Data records
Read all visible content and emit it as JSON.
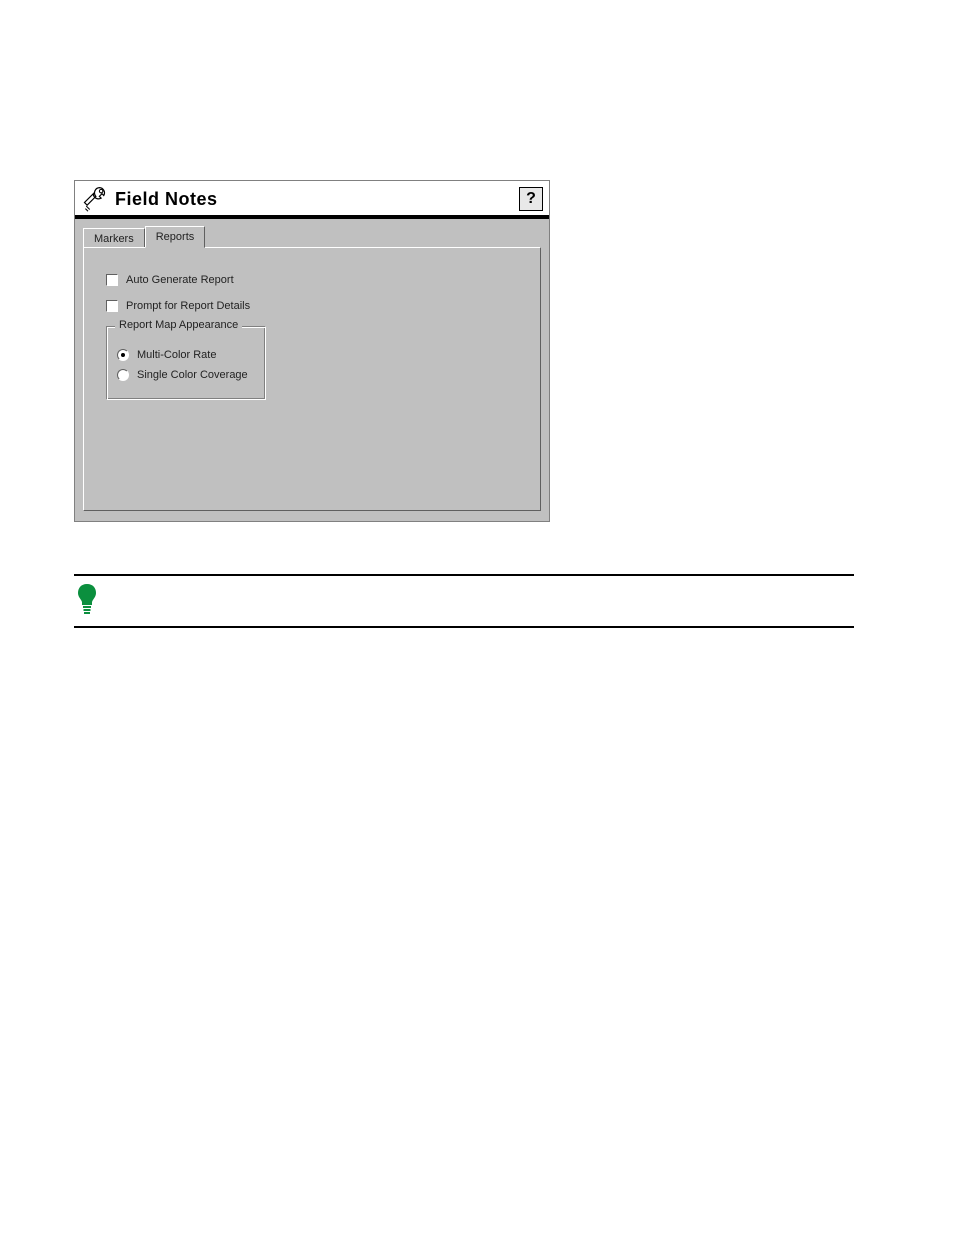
{
  "dialog": {
    "title": "Field Notes",
    "help_label": "?",
    "tabs": {
      "markers": "Markers",
      "reports": "Reports"
    },
    "checks": {
      "auto_generate": "Auto Generate Report",
      "prompt_details": "Prompt for Report Details"
    },
    "group": {
      "legend": "Report Map Appearance",
      "multi_color": "Multi-Color Rate",
      "single_color": "Single Color Coverage"
    }
  },
  "icons": {
    "wrench": "wrench-icon",
    "bulb": "tip-bulb-icon"
  }
}
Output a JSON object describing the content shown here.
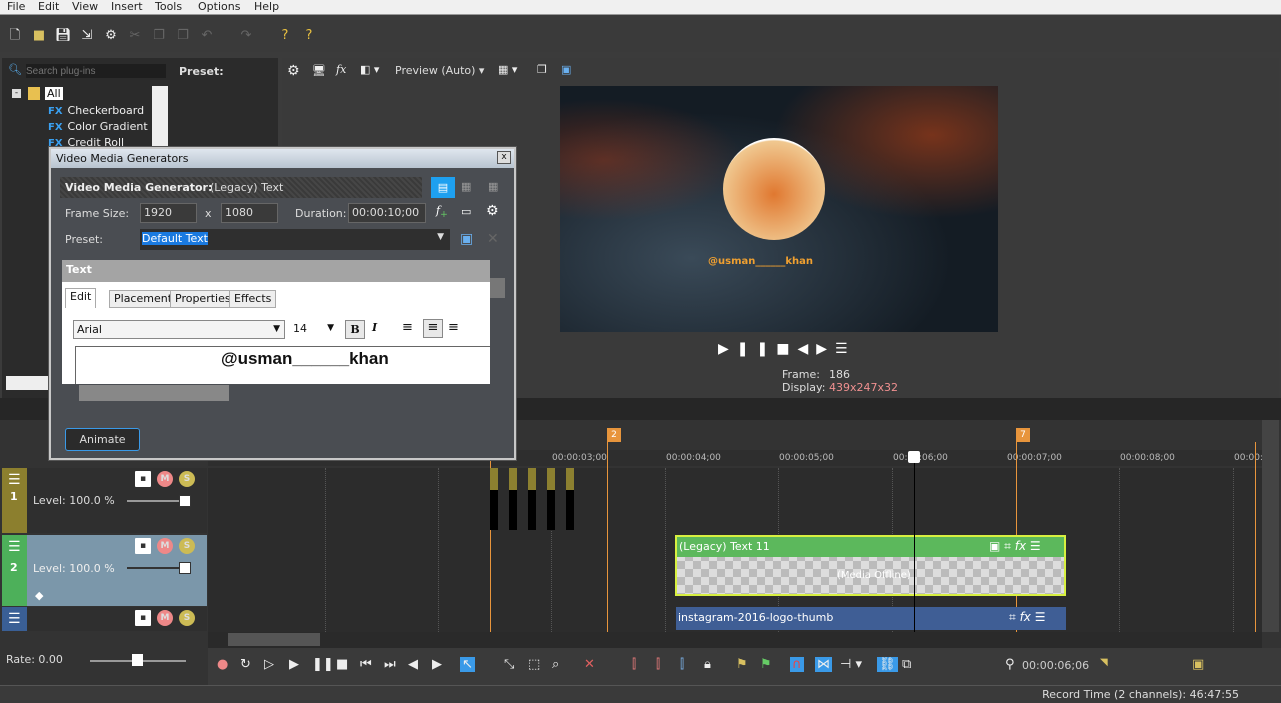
{
  "menu": [
    "File",
    "Edit",
    "View",
    "Insert",
    "Tools",
    "Options",
    "Help"
  ],
  "plugins": {
    "search_placeholder": "Search plug-ins",
    "preset_label": "Preset:",
    "root": "All",
    "items": [
      "Checkerboard",
      "Color Gradient",
      "Credit Roll"
    ]
  },
  "preview": {
    "quality": "Preview (Auto)",
    "frame_label": "Frame:",
    "frame": "186",
    "display_label": "Display:",
    "display": "439x247x32",
    "overlay_text": "@usman______khan"
  },
  "dialog": {
    "window_title": "Video Media Generators",
    "header": "Video Media Generator:",
    "generator": "(Legacy) Text",
    "frame_size_label": "Frame Size:",
    "width": "1920",
    "x": "x",
    "height": "1080",
    "duration_label": "Duration:",
    "duration": "00:00:10;00",
    "preset_label": "Preset:",
    "preset": "Default Text",
    "section": "Text",
    "tabs": [
      "Edit",
      "Placement",
      "Properties",
      "Effects"
    ],
    "font": "Arial",
    "size": "14",
    "bold": "B",
    "italic": "I",
    "text": "@usman______khan",
    "animate": "Animate"
  },
  "timeline": {
    "ruler": [
      "00:00:03;00",
      "00:00:04;00",
      "00:00:05;00",
      "00:00:06;00",
      "00:00:07;00",
      "00:00:08;00",
      "00:00:0"
    ],
    "markers": [
      "2",
      "7"
    ],
    "tracks": [
      {
        "number": "1",
        "level": "Level: 100.0 %",
        "color": "#8c7f2e"
      },
      {
        "number": "2",
        "level": "Level: 100.0 %",
        "color": "#4db05a"
      },
      {
        "number": "",
        "level": "",
        "color": "#3a5f95"
      }
    ],
    "clips": [
      {
        "name": "(Legacy) Text 11",
        "status": "(Media Offline)"
      },
      {
        "name": "instagram-2016-logo-thumb"
      }
    ]
  },
  "transport": {
    "rate": "Rate: 0.00",
    "time": "00:00:06;06"
  },
  "status": {
    "record_time": "Record Time (2 channels): 46:47:55"
  }
}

## TASK REQUIREMENTS
Generate a word-for-word copy of the preceding records, excluding all pictures.

## SOLUTION
Read all visible content and emit it as JSON.
{
  "dialog": {
    "title": "Field Notes",
    "help_label": "?",
    "tabs": {
      "markers": "Markers",
      "reports": "Reports"
    },
    "checks": {
      "auto_generate": "Auto Generate Report",
      "prompt_details": "Prompt for Report Details"
    },
    "group": {
      "legend": "Report Map Appearance",
      "multi_color": "Multi-Color Rate",
      "single_color": "Single Color Coverage"
    }
  },
  "icons": {
    "wrench": "wrench-icon",
    "bulb": "tip-bulb-icon"
  }
}
Output a JSON object describing the content shown here.
{
  "menu": [
    "File",
    "Edit",
    "View",
    "Insert",
    "Tools",
    "Options",
    "Help"
  ],
  "plugins": {
    "search_placeholder": "Search plug-ins",
    "preset_label": "Preset:",
    "root": "All",
    "items": [
      "Checkerboard",
      "Color Gradient",
      "Credit Roll"
    ]
  },
  "preview": {
    "quality": "Preview (Auto)",
    "frame_label": "Frame:",
    "frame": "186",
    "display_label": "Display:",
    "display": "439x247x32",
    "overlay_text": "@usman______khan"
  },
  "dialog": {
    "window_title": "Video Media Generators",
    "header": "Video Media Generator:",
    "generator": "(Legacy) Text",
    "frame_size_label": "Frame Size:",
    "width": "1920",
    "x": "x",
    "height": "1080",
    "duration_label": "Duration:",
    "duration": "00:00:10;00",
    "preset_label": "Preset:",
    "preset": "Default Text",
    "section": "Text",
    "tabs": [
      "Edit",
      "Placement",
      "Properties",
      "Effects"
    ],
    "font": "Arial",
    "size": "14",
    "bold": "B",
    "italic": "I",
    "text": "@usman______khan",
    "animate": "Animate"
  },
  "timeline": {
    "ruler": [
      "00:00:03;00",
      "00:00:04;00",
      "00:00:05;00",
      "00:00:06;00",
      "00:00:07;00",
      "00:00:08;00",
      "00:00:0"
    ],
    "markers": [
      "2",
      "7"
    ],
    "tracks": [
      {
        "number": "1",
        "level": "Level: 100.0 %",
        "color": "#8c7f2e"
      },
      {
        "number": "2",
        "level": "Level: 100.0 %",
        "color": "#4db05a"
      },
      {
        "number": "",
        "level": "",
        "color": "#3a5f95"
      }
    ],
    "clips": [
      {
        "name": "(Legacy) Text 11",
        "status": "(Media Offline)"
      },
      {
        "name": "instagram-2016-logo-thumb"
      }
    ]
  },
  "transport": {
    "rate": "Rate: 0.00",
    "time": "00:00:06;06"
  },
  "status": {
    "record_time": "Record Time (2 channels): 46:47:55"
  }
}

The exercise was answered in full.